* _To-do list_
1/ Reproduce the part of the Pavlysh Secondary School text starting with "In 1969 Sukhomlinsky" and going on through "to its beauty.".
2/ According to the Pavlysh Secondary School text, in what year was Sukhomlinsky appointed to the school?

* _Page excerpt_

Friday, October 2, 2009

Pavlysh Secondary School

The school that Sukhomlinsky headed in Pavlysh was a combined primary and secondary school, with 4 years of primary and 6 years of secondary education offered to the students. The enrolment was about 500 students. Sukhomlinsky was appointed to the school in 1947, when the German occupation was still fresh in children’s memories. Many children had suffered great trauma during the war. Some had lost parents, some had been injured, some did not even know who their parents were.

Sukhomlinsky felt that in many cases the school’s first priority was to help children regain their childhood. Without a genuinely humane approach meaningful education would be impossible. Sukhomlinsky had to overcome great trauma himself. He had nearly died on the battlefield, with his arm nearly severed, and fragments of shrapnel left in his chest. Then, when his native village was freed from occupation, he learnt of the violent death of his wife and child. For years he found it difficult to sleep at night, and woke early to lose himself in his work. His love for children was what kept him sane. Each morning he looked forward to the sound of their chatter as they arrived at school.

In 1969 Sukhomlinsky published a book summarizing his experience and that of his staff at the school in Pavlysh. In it he attempts to show the interconnectedness of all the activities at his school, and paints a picture of a holistic approach to education, which included physical, moral, intellectual, aesthetic and vocational elements. He considered that no one element of education was the most important, but that all were important, just as each petal of a flower contributes to its beauty.

In my book “Each One Must Shine”, many of the quotations in chapters three and four are taken from Sukhomlinsky’s account in “Pavlyshskaya sredyaya shkola” [Pavlysh Secondary School]. Here are some of them:

‘The child is a living creature, his brain is a most delicate and tender organ, which must be treated with care and concern. It is possible to give primary education in three years, but only on the condition that there is a constant concern for the children’s health, and for the normal development of the child’s organism. The basis for effective intellectual work is not to be found in its tempo and intensity, but in due attention being given to its organisation, in carrying out multifaceted physical, intellectual and aesthetic education.” (p. 54)

* _Supplied data_
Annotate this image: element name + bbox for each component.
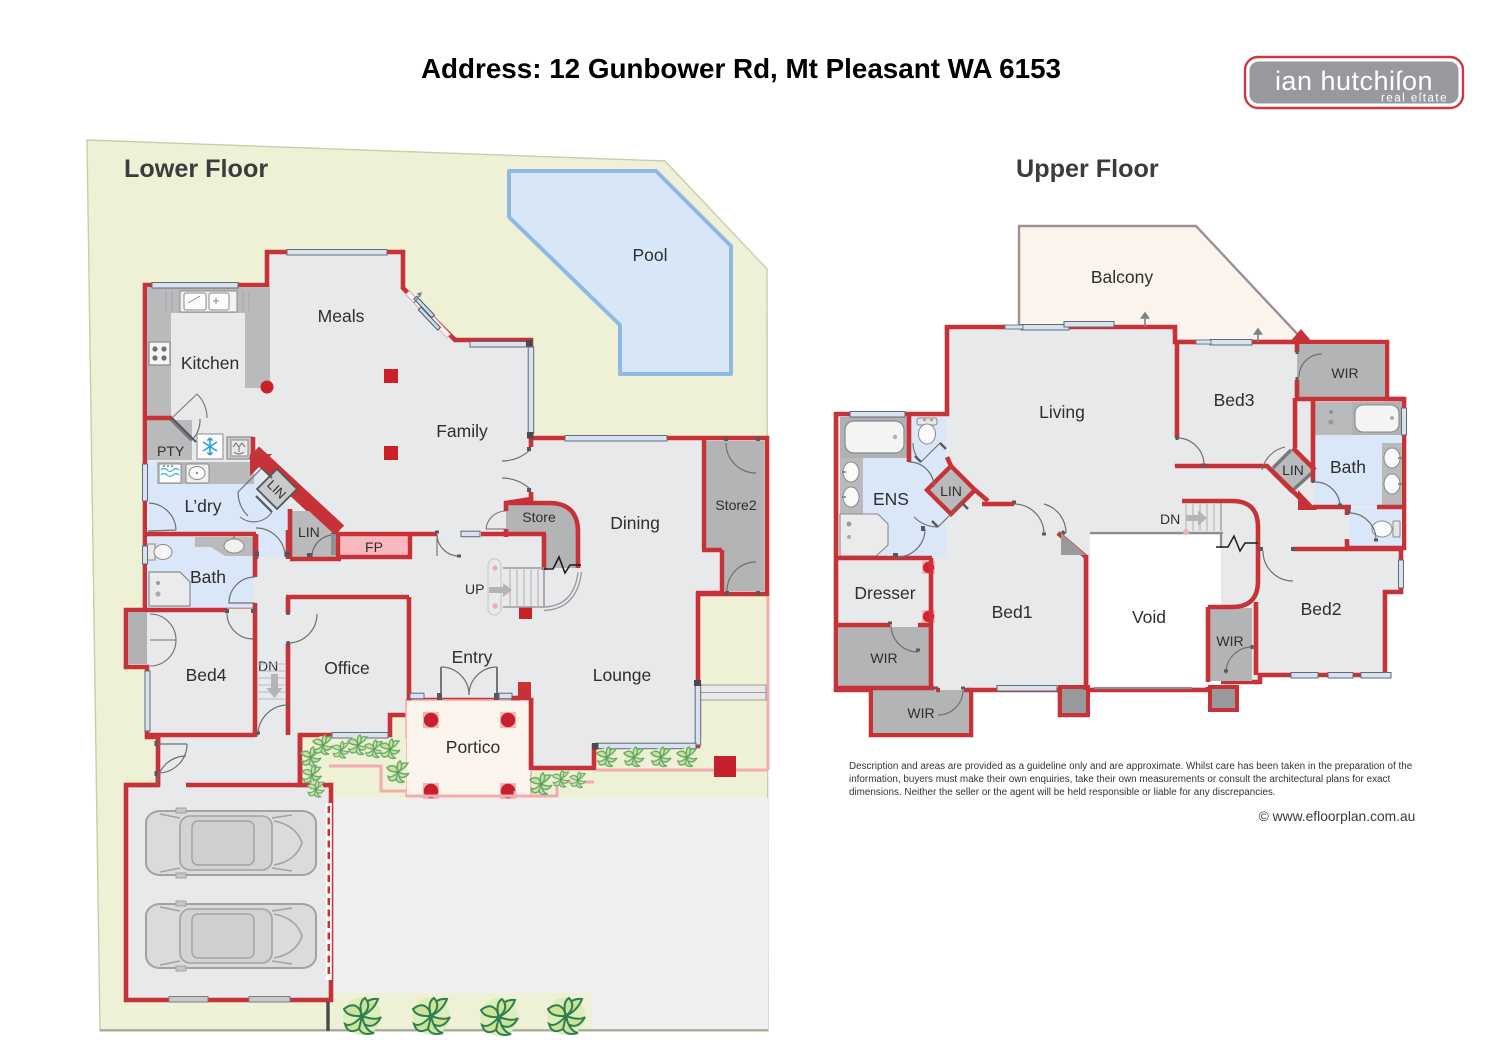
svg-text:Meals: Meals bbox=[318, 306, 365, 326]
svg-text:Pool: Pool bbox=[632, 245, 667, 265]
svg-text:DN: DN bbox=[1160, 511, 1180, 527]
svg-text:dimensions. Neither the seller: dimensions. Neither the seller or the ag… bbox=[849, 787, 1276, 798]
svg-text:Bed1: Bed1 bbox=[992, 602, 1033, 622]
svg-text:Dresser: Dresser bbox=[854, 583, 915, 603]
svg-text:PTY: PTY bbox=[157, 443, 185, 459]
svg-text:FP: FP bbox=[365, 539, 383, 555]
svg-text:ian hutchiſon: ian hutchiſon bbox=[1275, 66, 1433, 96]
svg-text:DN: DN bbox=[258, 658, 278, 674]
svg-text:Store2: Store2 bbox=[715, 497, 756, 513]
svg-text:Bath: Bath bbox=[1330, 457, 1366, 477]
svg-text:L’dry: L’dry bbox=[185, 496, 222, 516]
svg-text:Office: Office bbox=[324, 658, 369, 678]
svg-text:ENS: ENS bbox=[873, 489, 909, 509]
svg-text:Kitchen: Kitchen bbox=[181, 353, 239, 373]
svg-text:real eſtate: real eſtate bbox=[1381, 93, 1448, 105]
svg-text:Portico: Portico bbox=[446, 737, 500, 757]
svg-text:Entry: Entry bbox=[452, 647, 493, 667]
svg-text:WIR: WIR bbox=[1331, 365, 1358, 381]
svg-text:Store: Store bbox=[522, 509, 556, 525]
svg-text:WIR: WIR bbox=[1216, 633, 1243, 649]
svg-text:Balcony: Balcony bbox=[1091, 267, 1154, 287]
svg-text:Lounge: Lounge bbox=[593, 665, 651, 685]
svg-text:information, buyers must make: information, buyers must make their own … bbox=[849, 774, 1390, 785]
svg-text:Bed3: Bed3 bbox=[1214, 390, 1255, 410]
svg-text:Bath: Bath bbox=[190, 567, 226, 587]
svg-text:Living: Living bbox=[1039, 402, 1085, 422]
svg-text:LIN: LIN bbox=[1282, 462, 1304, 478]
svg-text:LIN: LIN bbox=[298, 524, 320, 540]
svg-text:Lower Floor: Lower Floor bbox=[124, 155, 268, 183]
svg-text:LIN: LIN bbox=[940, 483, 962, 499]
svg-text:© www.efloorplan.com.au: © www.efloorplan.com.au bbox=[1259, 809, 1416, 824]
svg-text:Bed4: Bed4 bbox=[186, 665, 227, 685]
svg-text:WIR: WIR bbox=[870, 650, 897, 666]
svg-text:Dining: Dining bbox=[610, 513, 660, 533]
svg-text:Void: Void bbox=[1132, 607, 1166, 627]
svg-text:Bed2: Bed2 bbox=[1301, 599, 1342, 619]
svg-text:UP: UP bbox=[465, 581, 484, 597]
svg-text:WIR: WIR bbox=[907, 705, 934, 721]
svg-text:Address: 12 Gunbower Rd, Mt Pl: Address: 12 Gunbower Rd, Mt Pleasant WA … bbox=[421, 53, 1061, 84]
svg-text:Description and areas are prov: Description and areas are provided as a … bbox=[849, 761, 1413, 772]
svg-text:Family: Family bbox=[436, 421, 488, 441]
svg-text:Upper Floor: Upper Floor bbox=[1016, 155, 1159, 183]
* * *
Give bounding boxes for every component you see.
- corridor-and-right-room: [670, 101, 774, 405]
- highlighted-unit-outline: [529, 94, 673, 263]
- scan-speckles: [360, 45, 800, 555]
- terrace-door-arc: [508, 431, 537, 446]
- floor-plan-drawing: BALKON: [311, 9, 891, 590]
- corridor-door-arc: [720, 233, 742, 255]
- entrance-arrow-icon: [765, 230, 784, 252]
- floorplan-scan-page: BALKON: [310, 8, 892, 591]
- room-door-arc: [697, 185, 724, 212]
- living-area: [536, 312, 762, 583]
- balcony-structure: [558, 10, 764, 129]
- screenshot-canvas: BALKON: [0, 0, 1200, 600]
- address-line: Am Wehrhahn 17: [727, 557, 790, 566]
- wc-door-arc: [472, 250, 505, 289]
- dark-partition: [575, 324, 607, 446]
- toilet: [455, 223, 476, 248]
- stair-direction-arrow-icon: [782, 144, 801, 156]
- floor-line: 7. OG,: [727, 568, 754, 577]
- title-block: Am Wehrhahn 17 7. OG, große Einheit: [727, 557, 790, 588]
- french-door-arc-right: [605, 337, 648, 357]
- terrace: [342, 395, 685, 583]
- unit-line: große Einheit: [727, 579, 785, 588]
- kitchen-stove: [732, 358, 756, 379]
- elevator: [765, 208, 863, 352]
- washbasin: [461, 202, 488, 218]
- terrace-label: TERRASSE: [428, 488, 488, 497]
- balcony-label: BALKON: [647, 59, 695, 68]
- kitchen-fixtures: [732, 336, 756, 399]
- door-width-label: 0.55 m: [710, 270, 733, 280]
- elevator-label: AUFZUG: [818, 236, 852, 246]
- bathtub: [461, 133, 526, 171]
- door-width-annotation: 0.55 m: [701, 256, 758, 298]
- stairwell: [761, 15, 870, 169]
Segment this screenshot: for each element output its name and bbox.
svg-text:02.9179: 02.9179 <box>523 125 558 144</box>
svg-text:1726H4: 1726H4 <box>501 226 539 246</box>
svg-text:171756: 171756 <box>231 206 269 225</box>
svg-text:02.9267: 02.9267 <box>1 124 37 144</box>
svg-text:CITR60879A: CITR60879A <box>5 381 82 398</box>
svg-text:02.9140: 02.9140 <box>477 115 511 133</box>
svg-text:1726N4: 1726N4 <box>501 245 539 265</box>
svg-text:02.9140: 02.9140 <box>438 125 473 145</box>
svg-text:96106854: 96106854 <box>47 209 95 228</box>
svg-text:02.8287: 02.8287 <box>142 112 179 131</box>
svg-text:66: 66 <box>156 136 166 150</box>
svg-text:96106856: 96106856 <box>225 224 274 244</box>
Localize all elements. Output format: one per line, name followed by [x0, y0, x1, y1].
==
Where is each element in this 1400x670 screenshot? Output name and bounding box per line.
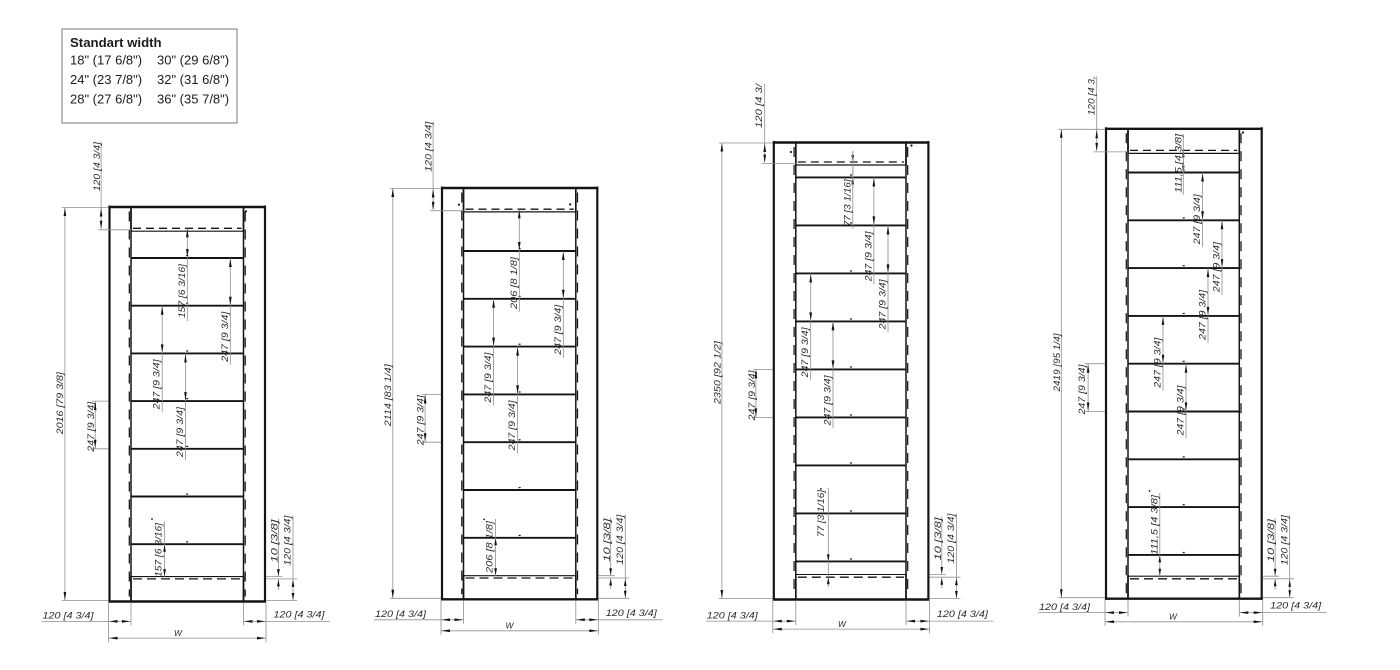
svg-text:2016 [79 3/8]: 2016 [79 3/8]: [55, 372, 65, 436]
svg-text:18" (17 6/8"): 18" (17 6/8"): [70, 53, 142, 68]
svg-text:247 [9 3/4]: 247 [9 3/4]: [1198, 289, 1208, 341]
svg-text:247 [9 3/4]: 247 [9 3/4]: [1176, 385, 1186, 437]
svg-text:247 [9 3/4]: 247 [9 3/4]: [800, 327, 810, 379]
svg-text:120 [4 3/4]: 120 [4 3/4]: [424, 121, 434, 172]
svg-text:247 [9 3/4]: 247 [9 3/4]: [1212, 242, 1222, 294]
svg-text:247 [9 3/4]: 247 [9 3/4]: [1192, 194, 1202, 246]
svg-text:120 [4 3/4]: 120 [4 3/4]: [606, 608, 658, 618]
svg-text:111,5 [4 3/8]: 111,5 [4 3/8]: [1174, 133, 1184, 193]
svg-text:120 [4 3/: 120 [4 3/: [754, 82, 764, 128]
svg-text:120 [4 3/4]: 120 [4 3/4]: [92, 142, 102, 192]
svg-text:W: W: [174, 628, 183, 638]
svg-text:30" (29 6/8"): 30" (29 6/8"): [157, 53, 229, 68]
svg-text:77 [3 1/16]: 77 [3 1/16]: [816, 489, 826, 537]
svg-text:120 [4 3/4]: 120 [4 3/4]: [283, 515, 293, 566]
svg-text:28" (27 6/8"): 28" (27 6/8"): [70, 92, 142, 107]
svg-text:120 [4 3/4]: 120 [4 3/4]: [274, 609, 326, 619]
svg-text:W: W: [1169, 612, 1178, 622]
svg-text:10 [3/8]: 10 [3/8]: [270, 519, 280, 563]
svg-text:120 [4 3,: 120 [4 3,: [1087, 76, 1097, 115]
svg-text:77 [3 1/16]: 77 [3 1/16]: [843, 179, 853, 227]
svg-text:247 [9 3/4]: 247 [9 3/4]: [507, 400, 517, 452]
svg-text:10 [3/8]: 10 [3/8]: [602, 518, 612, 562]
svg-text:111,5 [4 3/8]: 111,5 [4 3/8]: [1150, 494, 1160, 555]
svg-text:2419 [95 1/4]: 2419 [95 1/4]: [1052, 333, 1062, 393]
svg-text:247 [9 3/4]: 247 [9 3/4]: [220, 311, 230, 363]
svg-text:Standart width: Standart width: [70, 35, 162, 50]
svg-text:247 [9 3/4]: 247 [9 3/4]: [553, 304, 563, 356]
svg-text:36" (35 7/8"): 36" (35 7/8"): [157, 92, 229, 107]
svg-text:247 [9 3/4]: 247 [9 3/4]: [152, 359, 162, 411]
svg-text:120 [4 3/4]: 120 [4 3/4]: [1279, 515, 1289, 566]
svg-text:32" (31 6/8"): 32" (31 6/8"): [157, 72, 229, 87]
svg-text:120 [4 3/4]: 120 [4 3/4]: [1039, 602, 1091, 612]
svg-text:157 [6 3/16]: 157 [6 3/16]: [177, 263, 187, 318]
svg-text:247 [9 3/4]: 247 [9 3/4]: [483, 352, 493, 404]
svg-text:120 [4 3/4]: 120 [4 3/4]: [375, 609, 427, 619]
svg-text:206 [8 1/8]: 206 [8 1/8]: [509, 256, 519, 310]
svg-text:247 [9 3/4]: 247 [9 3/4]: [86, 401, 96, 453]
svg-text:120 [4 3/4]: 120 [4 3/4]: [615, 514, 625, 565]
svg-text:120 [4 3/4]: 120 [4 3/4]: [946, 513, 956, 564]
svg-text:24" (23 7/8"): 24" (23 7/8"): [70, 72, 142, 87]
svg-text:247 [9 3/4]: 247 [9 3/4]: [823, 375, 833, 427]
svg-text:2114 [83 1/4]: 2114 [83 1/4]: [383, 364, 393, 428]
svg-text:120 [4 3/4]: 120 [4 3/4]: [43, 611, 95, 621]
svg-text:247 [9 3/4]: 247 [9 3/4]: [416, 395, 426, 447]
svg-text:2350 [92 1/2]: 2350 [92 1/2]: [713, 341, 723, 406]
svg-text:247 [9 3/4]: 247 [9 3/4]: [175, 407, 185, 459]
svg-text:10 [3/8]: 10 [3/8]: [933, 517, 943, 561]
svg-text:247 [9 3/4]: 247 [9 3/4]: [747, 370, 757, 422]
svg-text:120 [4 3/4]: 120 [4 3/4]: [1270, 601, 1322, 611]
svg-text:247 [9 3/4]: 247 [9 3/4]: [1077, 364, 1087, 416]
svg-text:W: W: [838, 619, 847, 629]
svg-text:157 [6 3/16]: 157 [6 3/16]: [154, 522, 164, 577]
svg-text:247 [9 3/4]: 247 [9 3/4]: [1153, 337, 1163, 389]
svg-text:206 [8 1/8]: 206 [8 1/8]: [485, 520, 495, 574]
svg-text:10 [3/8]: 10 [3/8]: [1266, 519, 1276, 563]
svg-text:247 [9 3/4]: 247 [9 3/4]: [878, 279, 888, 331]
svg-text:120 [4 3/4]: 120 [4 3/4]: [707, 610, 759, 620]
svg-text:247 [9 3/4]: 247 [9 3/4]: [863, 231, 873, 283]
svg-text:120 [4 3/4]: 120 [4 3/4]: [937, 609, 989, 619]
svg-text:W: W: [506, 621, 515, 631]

* _Exercise results_
1/
In 1969 Sukhomlinsky published a book summarizing his experience and that of his staff at the school in Pavlysh. In it he attempts to show the interconnectedness of all the activities at his school, and paints a picture of a holistic approach to education, which included physical, moral, intellectual, aesthetic and vocational elements. He considered that no one element of education was the most important, but that all were important, just as each petal of a flower contributes to its beauty.

2/ 1947